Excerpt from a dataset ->
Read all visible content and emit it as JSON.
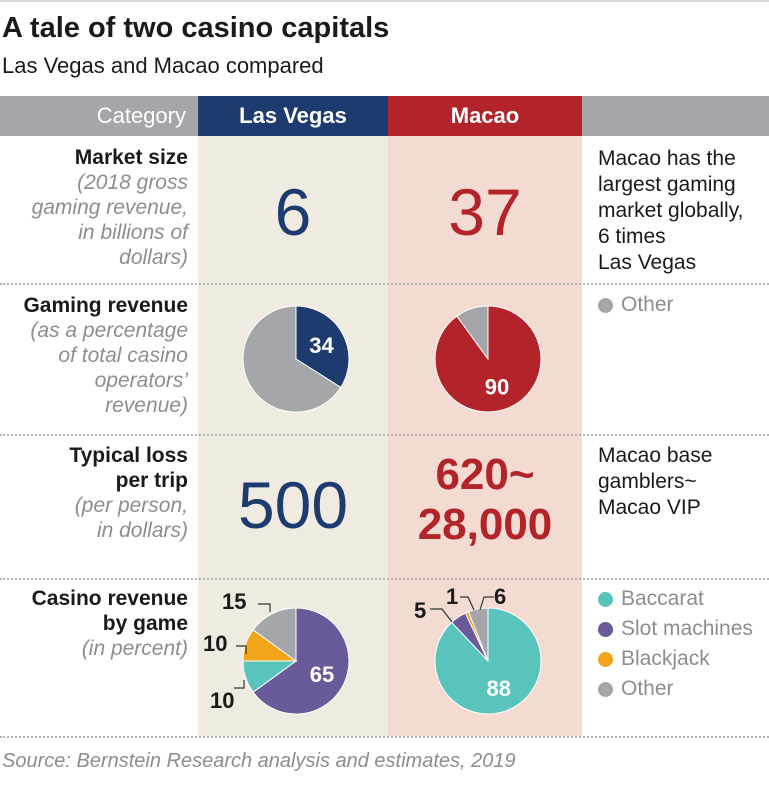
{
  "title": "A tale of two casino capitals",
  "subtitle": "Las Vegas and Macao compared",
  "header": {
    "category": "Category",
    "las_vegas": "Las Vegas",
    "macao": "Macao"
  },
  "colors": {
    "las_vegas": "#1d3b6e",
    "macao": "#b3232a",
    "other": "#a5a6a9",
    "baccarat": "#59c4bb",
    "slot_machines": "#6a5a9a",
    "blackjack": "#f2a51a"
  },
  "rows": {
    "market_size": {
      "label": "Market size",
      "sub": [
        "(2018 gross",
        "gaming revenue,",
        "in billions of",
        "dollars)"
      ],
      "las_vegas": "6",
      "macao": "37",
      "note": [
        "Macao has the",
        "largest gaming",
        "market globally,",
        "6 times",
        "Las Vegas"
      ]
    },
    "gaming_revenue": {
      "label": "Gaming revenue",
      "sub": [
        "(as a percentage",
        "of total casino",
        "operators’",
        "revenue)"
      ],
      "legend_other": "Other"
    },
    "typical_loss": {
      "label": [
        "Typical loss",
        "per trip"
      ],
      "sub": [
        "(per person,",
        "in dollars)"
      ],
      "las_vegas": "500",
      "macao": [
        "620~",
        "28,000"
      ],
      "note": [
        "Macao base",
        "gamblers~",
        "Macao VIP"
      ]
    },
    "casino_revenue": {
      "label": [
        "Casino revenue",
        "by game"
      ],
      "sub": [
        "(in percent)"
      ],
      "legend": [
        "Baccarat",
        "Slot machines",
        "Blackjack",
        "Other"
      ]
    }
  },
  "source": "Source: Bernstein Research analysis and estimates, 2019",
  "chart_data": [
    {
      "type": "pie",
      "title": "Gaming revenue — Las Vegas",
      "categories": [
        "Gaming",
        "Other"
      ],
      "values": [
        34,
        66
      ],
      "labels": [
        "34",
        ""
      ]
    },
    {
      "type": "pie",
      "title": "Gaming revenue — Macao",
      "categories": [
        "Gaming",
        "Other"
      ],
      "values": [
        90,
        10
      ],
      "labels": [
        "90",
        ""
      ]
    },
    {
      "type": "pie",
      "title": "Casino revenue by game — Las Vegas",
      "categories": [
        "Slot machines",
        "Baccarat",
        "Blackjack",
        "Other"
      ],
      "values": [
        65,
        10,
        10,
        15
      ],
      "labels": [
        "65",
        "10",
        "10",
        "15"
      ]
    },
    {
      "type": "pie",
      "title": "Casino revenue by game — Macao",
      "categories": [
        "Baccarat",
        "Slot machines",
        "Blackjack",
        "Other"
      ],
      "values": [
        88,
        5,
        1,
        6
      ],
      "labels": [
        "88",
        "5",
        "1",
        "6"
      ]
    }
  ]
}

Given instruction ->
Reproduce every line of the material precisely, omitting its pictures.

The reply ->
Read all visible content and emit it as JSON.
{
  "title": "A tale of two casino capitals",
  "subtitle": "Las Vegas and Macao compared",
  "header": {
    "category": "Category",
    "las_vegas": "Las Vegas",
    "macao": "Macao"
  },
  "colors": {
    "las_vegas": "#1d3b6e",
    "macao": "#b3232a",
    "other": "#a5a6a9",
    "baccarat": "#59c4bb",
    "slot_machines": "#6a5a9a",
    "blackjack": "#f2a51a"
  },
  "rows": {
    "market_size": {
      "label": "Market size",
      "sub": [
        "(2018 gross",
        "gaming revenue,",
        "in billions of",
        "dollars)"
      ],
      "las_vegas": "6",
      "macao": "37",
      "note": [
        "Macao has the",
        "largest gaming",
        "market globally,",
        "6 times",
        "Las Vegas"
      ]
    },
    "gaming_revenue": {
      "label": "Gaming revenue",
      "sub": [
        "(as a percentage",
        "of total casino",
        "operators’",
        "revenue)"
      ],
      "legend_other": "Other"
    },
    "typical_loss": {
      "label": [
        "Typical loss",
        "per trip"
      ],
      "sub": [
        "(per person,",
        "in dollars)"
      ],
      "las_vegas": "500",
      "macao": [
        "620~",
        "28,000"
      ],
      "note": [
        "Macao base",
        "gamblers~",
        "Macao VIP"
      ]
    },
    "casino_revenue": {
      "label": [
        "Casino revenue",
        "by game"
      ],
      "sub": [
        "(in percent)"
      ],
      "legend": [
        "Baccarat",
        "Slot machines",
        "Blackjack",
        "Other"
      ]
    }
  },
  "source": "Source: Bernstein Research analysis and estimates, 2019",
  "chart_data": [
    {
      "type": "pie",
      "title": "Gaming revenue — Las Vegas",
      "categories": [
        "Gaming",
        "Other"
      ],
      "values": [
        34,
        66
      ],
      "labels": [
        "34",
        ""
      ]
    },
    {
      "type": "pie",
      "title": "Gaming revenue — Macao",
      "categories": [
        "Gaming",
        "Other"
      ],
      "values": [
        90,
        10
      ],
      "labels": [
        "90",
        ""
      ]
    },
    {
      "type": "pie",
      "title": "Casino revenue by game — Las Vegas",
      "categories": [
        "Slot machines",
        "Baccarat",
        "Blackjack",
        "Other"
      ],
      "values": [
        65,
        10,
        10,
        15
      ],
      "labels": [
        "65",
        "10",
        "10",
        "15"
      ]
    },
    {
      "type": "pie",
      "title": "Casino revenue by game — Macao",
      "categories": [
        "Baccarat",
        "Slot machines",
        "Blackjack",
        "Other"
      ],
      "values": [
        88,
        5,
        1,
        6
      ],
      "labels": [
        "88",
        "5",
        "1",
        "6"
      ]
    }
  ]
}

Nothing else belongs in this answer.